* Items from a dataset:
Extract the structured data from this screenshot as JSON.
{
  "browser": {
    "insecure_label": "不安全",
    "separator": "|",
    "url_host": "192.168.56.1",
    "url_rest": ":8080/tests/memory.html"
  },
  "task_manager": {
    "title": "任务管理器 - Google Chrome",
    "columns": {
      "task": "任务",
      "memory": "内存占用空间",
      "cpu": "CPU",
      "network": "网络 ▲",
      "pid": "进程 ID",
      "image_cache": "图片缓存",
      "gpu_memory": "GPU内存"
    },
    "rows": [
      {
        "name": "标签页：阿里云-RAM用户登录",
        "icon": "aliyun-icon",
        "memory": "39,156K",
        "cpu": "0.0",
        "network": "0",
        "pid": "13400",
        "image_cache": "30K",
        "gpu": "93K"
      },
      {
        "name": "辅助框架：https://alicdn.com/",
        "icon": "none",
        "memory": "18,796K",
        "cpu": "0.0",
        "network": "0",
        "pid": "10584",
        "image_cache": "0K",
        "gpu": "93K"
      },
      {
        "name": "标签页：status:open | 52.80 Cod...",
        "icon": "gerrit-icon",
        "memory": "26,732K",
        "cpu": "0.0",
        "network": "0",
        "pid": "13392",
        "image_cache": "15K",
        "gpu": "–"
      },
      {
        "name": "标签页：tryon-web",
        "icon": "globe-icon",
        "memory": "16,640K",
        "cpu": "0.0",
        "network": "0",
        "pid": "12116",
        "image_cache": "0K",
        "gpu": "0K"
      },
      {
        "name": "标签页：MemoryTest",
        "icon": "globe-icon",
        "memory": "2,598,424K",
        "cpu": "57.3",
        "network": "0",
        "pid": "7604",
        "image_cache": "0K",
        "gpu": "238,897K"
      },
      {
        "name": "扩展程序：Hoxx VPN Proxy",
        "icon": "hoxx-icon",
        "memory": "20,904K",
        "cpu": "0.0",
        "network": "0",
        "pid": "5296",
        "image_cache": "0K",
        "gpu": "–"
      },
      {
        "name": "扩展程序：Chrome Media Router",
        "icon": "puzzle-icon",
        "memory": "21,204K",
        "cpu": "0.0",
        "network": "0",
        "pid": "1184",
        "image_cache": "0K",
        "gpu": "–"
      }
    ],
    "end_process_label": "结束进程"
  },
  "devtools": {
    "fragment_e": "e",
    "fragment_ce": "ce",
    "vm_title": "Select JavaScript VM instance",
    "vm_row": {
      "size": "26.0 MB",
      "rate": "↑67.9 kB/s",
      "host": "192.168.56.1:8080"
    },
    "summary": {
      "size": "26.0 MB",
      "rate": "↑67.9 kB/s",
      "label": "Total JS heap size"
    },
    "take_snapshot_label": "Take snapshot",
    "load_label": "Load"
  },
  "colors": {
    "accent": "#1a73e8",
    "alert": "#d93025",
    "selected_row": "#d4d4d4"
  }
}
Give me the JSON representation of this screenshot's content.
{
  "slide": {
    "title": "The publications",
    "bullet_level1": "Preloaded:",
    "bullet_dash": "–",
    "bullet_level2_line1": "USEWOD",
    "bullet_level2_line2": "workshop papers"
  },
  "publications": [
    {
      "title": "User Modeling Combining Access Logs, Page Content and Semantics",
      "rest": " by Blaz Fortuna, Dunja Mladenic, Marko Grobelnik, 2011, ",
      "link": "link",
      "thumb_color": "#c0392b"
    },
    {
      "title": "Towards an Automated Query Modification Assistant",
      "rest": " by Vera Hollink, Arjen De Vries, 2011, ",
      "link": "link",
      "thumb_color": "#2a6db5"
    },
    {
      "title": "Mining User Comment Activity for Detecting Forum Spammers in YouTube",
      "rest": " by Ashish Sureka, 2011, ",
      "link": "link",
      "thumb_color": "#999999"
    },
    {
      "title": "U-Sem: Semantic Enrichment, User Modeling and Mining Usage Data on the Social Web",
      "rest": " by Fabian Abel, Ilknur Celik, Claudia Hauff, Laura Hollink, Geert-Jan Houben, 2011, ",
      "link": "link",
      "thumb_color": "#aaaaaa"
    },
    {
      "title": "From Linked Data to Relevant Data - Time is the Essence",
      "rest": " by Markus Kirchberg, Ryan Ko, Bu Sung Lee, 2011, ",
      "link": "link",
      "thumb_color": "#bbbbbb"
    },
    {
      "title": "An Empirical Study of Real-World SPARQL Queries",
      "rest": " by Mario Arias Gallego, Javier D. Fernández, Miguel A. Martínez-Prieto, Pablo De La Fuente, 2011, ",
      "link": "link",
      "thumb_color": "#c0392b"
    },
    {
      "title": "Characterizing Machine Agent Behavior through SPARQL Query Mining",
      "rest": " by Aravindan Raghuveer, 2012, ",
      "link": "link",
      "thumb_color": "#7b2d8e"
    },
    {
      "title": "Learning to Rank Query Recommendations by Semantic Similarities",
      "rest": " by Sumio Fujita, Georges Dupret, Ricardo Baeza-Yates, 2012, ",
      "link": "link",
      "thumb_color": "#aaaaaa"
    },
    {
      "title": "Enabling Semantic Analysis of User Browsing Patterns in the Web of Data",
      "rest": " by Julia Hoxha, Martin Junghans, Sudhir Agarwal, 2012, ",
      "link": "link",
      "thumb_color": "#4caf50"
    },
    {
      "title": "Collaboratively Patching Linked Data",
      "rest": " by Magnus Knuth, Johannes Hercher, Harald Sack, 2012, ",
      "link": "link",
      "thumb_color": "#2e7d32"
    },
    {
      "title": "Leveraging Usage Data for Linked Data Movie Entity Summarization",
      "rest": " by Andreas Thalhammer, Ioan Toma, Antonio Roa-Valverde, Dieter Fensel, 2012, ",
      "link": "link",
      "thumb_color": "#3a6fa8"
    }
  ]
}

* Aim:
Exact output of every entry is required.

* Problem solution:
Extract the structured data from this screenshot as JSON.
{
  "browser": {
    "insecure_label": "不安全",
    "separator": "|",
    "url_host": "192.168.56.1",
    "url_rest": ":8080/tests/memory.html"
  },
  "task_manager": {
    "title": "任务管理器 - Google Chrome",
    "columns": {
      "task": "任务",
      "memory": "内存占用空间",
      "cpu": "CPU",
      "network": "网络 ▲",
      "pid": "进程 ID",
      "image_cache": "图片缓存",
      "gpu_memory": "GPU内存"
    },
    "rows": [
      {
        "name": "标签页：阿里云-RAM用户登录",
        "icon": "aliyun-icon",
        "memory": "39,156K",
        "cpu": "0.0",
        "network": "0",
        "pid": "13400",
        "image_cache": "30K",
        "gpu": "93K"
      },
      {
        "name": "辅助框架：https://alicdn.com/",
        "icon": "none",
        "memory": "18,796K",
        "cpu": "0.0",
        "network": "0",
        "pid": "10584",
        "image_cache": "0K",
        "gpu": "93K"
      },
      {
        "name": "标签页：status:open | 52.80 Cod...",
        "icon": "gerrit-icon",
        "memory": "26,732K",
        "cpu": "0.0",
        "network": "0",
        "pid": "13392",
        "image_cache": "15K",
        "gpu": "–"
      },
      {
        "name": "标签页：tryon-web",
        "icon": "globe-icon",
        "memory": "16,640K",
        "cpu": "0.0",
        "network": "0",
        "pid": "12116",
        "image_cache": "0K",
        "gpu": "0K"
      },
      {
        "name": "标签页：MemoryTest",
        "icon": "globe-icon",
        "memory": "2,598,424K",
        "cpu": "57.3",
        "network": "0",
        "pid": "7604",
        "image_cache": "0K",
        "gpu": "238,897K"
      },
      {
        "name": "扩展程序：Hoxx VPN Proxy",
        "icon": "hoxx-icon",
        "memory": "20,904K",
        "cpu": "0.0",
        "network": "0",
        "pid": "5296",
        "image_cache": "0K",
        "gpu": "–"
      },
      {
        "name": "扩展程序：Chrome Media Router",
        "icon": "puzzle-icon",
        "memory": "21,204K",
        "cpu": "0.0",
        "network": "0",
        "pid": "1184",
        "image_cache": "0K",
        "gpu": "–"
      }
    ],
    "end_process_label": "结束进程"
  },
  "devtools": {
    "fragment_e": "e",
    "fragment_ce": "ce",
    "vm_title": "Select JavaScript VM instance",
    "vm_row": {
      "size": "26.0 MB",
      "rate": "↑67.9 kB/s",
      "host": "192.168.56.1:8080"
    },
    "summary": {
      "size": "26.0 MB",
      "rate": "↑67.9 kB/s",
      "label": "Total JS heap size"
    },
    "take_snapshot_label": "Take snapshot",
    "load_label": "Load"
  },
  "colors": {
    "accent": "#1a73e8",
    "alert": "#d93025",
    "selected_row": "#d4d4d4"
  }
}
Give me the JSON representation of this screenshot's content.
{
  "slide": {
    "title": "The publications",
    "bullet_level1": "Preloaded:",
    "bullet_dash": "–",
    "bullet_level2_line1": "USEWOD",
    "bullet_level2_line2": "workshop papers"
  },
  "publications": [
    {
      "title": "User Modeling Combining Access Logs, Page Content and Semantics",
      "rest": " by Blaz Fortuna, Dunja Mladenic, Marko Grobelnik, 2011, ",
      "link": "link",
      "thumb_color": "#c0392b"
    },
    {
      "title": "Towards an Automated Query Modification Assistant",
      "rest": " by Vera Hollink, Arjen De Vries, 2011, ",
      "link": "link",
      "thumb_color": "#2a6db5"
    },
    {
      "title": "Mining User Comment Activity for Detecting Forum Spammers in YouTube",
      "rest": " by Ashish Sureka, 2011, ",
      "link": "link",
      "thumb_color": "#999999"
    },
    {
      "title": "U-Sem: Semantic Enrichment, User Modeling and Mining Usage Data on the Social Web",
      "rest": " by Fabian Abel, Ilknur Celik, Claudia Hauff, Laura Hollink, Geert-Jan Houben, 2011, ",
      "link": "link",
      "thumb_color": "#aaaaaa"
    },
    {
      "title": "From Linked Data to Relevant Data - Time is the Essence",
      "rest": " by Markus Kirchberg, Ryan Ko, Bu Sung Lee, 2011, ",
      "link": "link",
      "thumb_color": "#bbbbbb"
    },
    {
      "title": "An Empirical Study of Real-World SPARQL Queries",
      "rest": " by Mario Arias Gallego, Javier D. Fernández, Miguel A. Martínez-Prieto, Pablo De La Fuente, 2011, ",
      "link": "link",
      "thumb_color": "#c0392b"
    },
    {
      "title": "Characterizing Machine Agent Behavior through SPARQL Query Mining",
      "rest": " by Aravindan Raghuveer, 2012, ",
      "link": "link",
      "thumb_color": "#7b2d8e"
    },
    {
      "title": "Learning to Rank Query Recommendations by Semantic Similarities",
      "rest": " by Sumio Fujita, Georges Dupret, Ricardo Baeza-Yates, 2012, ",
      "link": "link",
      "thumb_color": "#aaaaaa"
    },
    {
      "title": "Enabling Semantic Analysis of User Browsing Patterns in the Web of Data",
      "rest": " by Julia Hoxha, Martin Junghans, Sudhir Agarwal, 2012, ",
      "link": "link",
      "thumb_color": "#4caf50"
    },
    {
      "title": "Collaboratively Patching Linked Data",
      "rest": " by Magnus Knuth, Johannes Hercher, Harald Sack, 2012, ",
      "link": "link",
      "thumb_color": "#2e7d32"
    },
    {
      "title": "Leveraging Usage Data for Linked Data Movie Entity Summarization",
      "rest": " by Andreas Thalhammer, Ioan Toma, Antonio Roa-Valverde, Dieter Fensel, 2012, ",
      "link": "link",
      "thumb_color": "#3a6fa8"
    }
  ]
}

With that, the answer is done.